### Task objective
What follows is a block of records; restate each one word for word.
Start of Data provided
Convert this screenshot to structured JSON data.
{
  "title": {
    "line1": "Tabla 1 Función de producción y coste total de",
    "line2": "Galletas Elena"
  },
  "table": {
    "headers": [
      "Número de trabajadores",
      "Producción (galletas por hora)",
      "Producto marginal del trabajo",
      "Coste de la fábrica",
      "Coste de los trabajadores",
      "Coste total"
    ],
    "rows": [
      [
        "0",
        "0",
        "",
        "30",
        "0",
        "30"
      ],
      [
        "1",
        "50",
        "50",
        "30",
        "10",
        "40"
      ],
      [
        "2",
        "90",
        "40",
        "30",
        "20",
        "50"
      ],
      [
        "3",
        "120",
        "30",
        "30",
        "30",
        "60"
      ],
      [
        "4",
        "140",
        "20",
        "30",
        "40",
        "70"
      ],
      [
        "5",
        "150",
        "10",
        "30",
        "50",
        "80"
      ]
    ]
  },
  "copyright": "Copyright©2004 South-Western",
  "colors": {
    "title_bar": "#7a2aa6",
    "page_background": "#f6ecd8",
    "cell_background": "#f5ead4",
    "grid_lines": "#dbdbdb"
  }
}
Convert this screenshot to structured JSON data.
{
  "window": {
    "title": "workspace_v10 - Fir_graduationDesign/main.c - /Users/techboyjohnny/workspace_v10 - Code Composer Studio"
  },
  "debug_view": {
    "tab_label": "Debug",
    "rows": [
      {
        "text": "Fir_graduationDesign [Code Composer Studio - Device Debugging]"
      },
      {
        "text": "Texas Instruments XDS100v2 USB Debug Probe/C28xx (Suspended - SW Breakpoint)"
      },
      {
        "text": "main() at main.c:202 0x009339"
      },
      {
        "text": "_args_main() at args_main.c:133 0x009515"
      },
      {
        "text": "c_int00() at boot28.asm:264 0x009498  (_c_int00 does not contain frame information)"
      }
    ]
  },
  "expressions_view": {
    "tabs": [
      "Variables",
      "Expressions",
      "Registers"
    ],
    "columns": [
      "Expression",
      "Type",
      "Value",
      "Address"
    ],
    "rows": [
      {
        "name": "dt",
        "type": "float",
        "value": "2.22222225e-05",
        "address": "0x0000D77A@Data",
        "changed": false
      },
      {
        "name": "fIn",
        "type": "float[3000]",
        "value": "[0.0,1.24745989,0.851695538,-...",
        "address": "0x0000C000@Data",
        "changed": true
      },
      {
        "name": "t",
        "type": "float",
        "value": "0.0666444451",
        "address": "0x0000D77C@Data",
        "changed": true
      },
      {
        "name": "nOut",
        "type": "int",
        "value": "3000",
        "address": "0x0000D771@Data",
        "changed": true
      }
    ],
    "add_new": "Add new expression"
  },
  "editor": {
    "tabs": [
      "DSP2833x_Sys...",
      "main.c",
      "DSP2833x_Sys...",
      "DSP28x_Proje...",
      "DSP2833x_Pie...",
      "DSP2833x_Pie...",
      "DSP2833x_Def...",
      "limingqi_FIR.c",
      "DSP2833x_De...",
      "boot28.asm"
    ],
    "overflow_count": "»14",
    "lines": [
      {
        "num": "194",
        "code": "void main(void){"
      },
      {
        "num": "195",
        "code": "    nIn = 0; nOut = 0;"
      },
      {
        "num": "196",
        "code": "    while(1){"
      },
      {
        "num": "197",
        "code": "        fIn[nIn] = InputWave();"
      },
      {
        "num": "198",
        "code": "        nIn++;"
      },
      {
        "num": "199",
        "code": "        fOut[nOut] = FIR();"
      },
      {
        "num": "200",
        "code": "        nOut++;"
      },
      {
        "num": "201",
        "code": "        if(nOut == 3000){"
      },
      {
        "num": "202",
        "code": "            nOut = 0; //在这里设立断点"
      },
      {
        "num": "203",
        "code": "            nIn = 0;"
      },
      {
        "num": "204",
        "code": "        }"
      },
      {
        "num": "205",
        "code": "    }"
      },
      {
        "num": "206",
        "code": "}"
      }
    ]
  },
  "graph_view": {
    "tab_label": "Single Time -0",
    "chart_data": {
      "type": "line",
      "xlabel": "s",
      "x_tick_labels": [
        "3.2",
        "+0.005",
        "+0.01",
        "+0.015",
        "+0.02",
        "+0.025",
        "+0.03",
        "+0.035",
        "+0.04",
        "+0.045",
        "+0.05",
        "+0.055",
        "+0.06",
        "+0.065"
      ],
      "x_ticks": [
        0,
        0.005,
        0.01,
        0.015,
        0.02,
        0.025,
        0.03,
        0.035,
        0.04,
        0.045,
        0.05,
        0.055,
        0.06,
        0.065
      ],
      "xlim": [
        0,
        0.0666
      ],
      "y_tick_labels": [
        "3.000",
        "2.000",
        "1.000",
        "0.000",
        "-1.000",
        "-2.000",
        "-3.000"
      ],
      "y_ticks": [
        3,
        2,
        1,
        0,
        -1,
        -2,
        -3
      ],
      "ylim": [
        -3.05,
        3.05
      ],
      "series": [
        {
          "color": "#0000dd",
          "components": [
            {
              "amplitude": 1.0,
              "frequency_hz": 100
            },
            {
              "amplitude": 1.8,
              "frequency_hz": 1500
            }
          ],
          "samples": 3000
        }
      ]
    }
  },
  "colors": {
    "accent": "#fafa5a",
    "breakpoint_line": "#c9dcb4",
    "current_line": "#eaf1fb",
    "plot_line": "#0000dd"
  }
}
End of Data provided
### Output
Convert this screenshot to structured JSON data.
{
  "title": {
    "line1": "Tabla 1 Función de producción y coste total de",
    "line2": "Galletas Elena"
  },
  "table": {
    "headers": [
      "Número de trabajadores",
      "Producción (galletas por hora)",
      "Producto marginal del trabajo",
      "Coste de la fábrica",
      "Coste de los trabajadores",
      "Coste total"
    ],
    "rows": [
      [
        "0",
        "0",
        "",
        "30",
        "0",
        "30"
      ],
      [
        "1",
        "50",
        "50",
        "30",
        "10",
        "40"
      ],
      [
        "2",
        "90",
        "40",
        "30",
        "20",
        "50"
      ],
      [
        "3",
        "120",
        "30",
        "30",
        "30",
        "60"
      ],
      [
        "4",
        "140",
        "20",
        "30",
        "40",
        "70"
      ],
      [
        "5",
        "150",
        "10",
        "30",
        "50",
        "80"
      ]
    ]
  },
  "copyright": "Copyright©2004 South-Western",
  "colors": {
    "title_bar": "#7a2aa6",
    "page_background": "#f6ecd8",
    "cell_background": "#f5ead4",
    "grid_lines": "#dbdbdb"
  }
}
Convert this screenshot to structured JSON data.
{
  "window": {
    "title": "workspace_v10 - Fir_graduationDesign/main.c - /Users/techboyjohnny/workspace_v10 - Code Composer Studio"
  },
  "debug_view": {
    "tab_label": "Debug",
    "rows": [
      {
        "text": "Fir_graduationDesign [Code Composer Studio - Device Debugging]"
      },
      {
        "text": "Texas Instruments XDS100v2 USB Debug Probe/C28xx (Suspended - SW Breakpoint)"
      },
      {
        "text": "main() at main.c:202 0x009339"
      },
      {
        "text": "_args_main() at args_main.c:133 0x009515"
      },
      {
        "text": "c_int00() at boot28.asm:264 0x009498  (_c_int00 does not contain frame information)"
      }
    ]
  },
  "expressions_view": {
    "tabs": [
      "Variables",
      "Expressions",
      "Registers"
    ],
    "columns": [
      "Expression",
      "Type",
      "Value",
      "Address"
    ],
    "rows": [
      {
        "name": "dt",
        "type": "float",
        "value": "2.22222225e-05",
        "address": "0x0000D77A@Data",
        "changed": false
      },
      {
        "name": "fIn",
        "type": "float[3000]",
        "value": "[0.0,1.24745989,0.851695538,-...",
        "address": "0x0000C000@Data",
        "changed": true
      },
      {
        "name": "t",
        "type": "float",
        "value": "0.0666444451",
        "address": "0x0000D77C@Data",
        "changed": true
      },
      {
        "name": "nOut",
        "type": "int",
        "value": "3000",
        "address": "0x0000D771@Data",
        "changed": true
      }
    ],
    "add_new": "Add new expression"
  },
  "editor": {
    "tabs": [
      "DSP2833x_Sys...",
      "main.c",
      "DSP2833x_Sys...",
      "DSP28x_Proje...",
      "DSP2833x_Pie...",
      "DSP2833x_Pie...",
      "DSP2833x_Def...",
      "limingqi_FIR.c",
      "DSP2833x_De...",
      "boot28.asm"
    ],
    "overflow_count": "»14",
    "lines": [
      {
        "num": "194",
        "code": "void main(void){"
      },
      {
        "num": "195",
        "code": "    nIn = 0; nOut = 0;"
      },
      {
        "num": "196",
        "code": "    while(1){"
      },
      {
        "num": "197",
        "code": "        fIn[nIn] = InputWave();"
      },
      {
        "num": "198",
        "code": "        nIn++;"
      },
      {
        "num": "199",
        "code": "        fOut[nOut] = FIR();"
      },
      {
        "num": "200",
        "code": "        nOut++;"
      },
      {
        "num": "201",
        "code": "        if(nOut == 3000){"
      },
      {
        "num": "202",
        "code": "            nOut = 0; //在这里设立断点"
      },
      {
        "num": "203",
        "code": "            nIn = 0;"
      },
      {
        "num": "204",
        "code": "        }"
      },
      {
        "num": "205",
        "code": "    }"
      },
      {
        "num": "206",
        "code": "}"
      }
    ]
  },
  "graph_view": {
    "tab_label": "Single Time -0",
    "chart_data": {
      "type": "line",
      "xlabel": "s",
      "x_tick_labels": [
        "3.2",
        "+0.005",
        "+0.01",
        "+0.015",
        "+0.02",
        "+0.025",
        "+0.03",
        "+0.035",
        "+0.04",
        "+0.045",
        "+0.05",
        "+0.055",
        "+0.06",
        "+0.065"
      ],
      "x_ticks": [
        0,
        0.005,
        0.01,
        0.015,
        0.02,
        0.025,
        0.03,
        0.035,
        0.04,
        0.045,
        0.05,
        0.055,
        0.06,
        0.065
      ],
      "xlim": [
        0,
        0.0666
      ],
      "y_tick_labels": [
        "3.000",
        "2.000",
        "1.000",
        "0.000",
        "-1.000",
        "-2.000",
        "-3.000"
      ],
      "y_ticks": [
        3,
        2,
        1,
        0,
        -1,
        -2,
        -3
      ],
      "ylim": [
        -3.05,
        3.05
      ],
      "series": [
        {
          "color": "#0000dd",
          "components": [
            {
              "amplitude": 1.0,
              "frequency_hz": 100
            },
            {
              "amplitude": 1.8,
              "frequency_hz": 1500
            }
          ],
          "samples": 3000
        }
      ]
    }
  },
  "colors": {
    "accent": "#fafa5a",
    "breakpoint_line": "#c9dcb4",
    "current_line": "#eaf1fb",
    "plot_line": "#0000dd"
  }
}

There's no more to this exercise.